-- start Supplied entries --

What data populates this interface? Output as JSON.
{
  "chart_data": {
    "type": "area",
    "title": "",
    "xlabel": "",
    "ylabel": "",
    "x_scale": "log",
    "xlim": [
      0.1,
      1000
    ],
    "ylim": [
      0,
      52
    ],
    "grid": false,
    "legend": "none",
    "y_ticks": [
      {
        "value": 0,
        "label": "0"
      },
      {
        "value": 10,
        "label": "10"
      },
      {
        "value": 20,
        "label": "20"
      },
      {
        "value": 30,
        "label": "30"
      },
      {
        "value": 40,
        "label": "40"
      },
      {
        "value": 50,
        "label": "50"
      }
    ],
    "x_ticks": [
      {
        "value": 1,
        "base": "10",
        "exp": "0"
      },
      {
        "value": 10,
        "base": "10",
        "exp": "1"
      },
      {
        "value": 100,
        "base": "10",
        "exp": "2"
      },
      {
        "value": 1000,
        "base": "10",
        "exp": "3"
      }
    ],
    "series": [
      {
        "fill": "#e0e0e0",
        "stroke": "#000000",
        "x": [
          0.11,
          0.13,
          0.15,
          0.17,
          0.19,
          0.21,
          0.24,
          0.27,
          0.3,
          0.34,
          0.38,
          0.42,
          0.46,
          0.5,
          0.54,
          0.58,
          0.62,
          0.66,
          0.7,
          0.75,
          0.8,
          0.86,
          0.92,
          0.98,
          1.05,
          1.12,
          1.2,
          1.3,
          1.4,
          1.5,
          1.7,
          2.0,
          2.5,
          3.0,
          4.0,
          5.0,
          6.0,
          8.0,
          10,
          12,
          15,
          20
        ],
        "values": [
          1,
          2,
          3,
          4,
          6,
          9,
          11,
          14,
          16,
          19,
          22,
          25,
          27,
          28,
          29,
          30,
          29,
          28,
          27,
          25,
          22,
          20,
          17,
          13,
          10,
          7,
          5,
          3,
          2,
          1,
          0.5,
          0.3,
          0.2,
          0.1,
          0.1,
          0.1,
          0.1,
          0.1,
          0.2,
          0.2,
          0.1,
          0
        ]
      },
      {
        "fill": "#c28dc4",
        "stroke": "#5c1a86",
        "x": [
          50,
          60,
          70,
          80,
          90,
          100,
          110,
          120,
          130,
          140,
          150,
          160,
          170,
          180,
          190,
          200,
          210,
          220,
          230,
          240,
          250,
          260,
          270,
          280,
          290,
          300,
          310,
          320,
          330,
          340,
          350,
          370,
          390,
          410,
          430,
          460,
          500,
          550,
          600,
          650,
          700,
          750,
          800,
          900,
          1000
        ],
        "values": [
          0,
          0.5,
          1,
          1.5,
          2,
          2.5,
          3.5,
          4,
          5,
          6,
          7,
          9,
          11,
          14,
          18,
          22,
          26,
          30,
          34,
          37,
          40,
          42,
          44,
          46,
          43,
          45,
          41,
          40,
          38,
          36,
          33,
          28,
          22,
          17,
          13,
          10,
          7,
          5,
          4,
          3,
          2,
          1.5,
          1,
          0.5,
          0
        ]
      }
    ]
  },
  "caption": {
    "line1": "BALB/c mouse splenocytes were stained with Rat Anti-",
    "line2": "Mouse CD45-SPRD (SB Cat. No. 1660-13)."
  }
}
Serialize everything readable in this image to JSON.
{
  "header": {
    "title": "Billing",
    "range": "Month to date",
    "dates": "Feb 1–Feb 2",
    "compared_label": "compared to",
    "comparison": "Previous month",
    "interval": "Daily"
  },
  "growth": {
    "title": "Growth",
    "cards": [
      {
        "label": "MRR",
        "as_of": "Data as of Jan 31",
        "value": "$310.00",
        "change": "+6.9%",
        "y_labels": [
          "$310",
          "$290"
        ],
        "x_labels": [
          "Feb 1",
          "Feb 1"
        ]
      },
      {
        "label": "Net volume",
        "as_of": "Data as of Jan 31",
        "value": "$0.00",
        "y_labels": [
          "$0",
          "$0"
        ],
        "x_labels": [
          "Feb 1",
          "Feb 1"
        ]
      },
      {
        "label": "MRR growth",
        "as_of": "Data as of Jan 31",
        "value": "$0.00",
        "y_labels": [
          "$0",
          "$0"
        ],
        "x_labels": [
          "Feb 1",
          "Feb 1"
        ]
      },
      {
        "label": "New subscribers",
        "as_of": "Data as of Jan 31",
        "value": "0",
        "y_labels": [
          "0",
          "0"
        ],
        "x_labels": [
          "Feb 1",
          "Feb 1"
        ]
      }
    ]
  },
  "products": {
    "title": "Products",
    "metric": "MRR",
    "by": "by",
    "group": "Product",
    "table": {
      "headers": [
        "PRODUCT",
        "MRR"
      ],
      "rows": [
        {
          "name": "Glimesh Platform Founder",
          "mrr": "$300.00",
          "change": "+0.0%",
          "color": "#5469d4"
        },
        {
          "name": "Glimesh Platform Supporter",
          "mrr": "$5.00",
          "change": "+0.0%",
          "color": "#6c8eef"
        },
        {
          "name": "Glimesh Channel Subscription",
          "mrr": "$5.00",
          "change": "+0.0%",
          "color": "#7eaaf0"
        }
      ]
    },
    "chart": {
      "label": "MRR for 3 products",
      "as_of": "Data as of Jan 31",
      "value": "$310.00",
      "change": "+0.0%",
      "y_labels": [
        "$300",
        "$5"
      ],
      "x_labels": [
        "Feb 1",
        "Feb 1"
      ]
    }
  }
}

-- end Supplied entries --

= Aim =
Give the count of lines holding the word "this", with no other words.

= Written solution =
2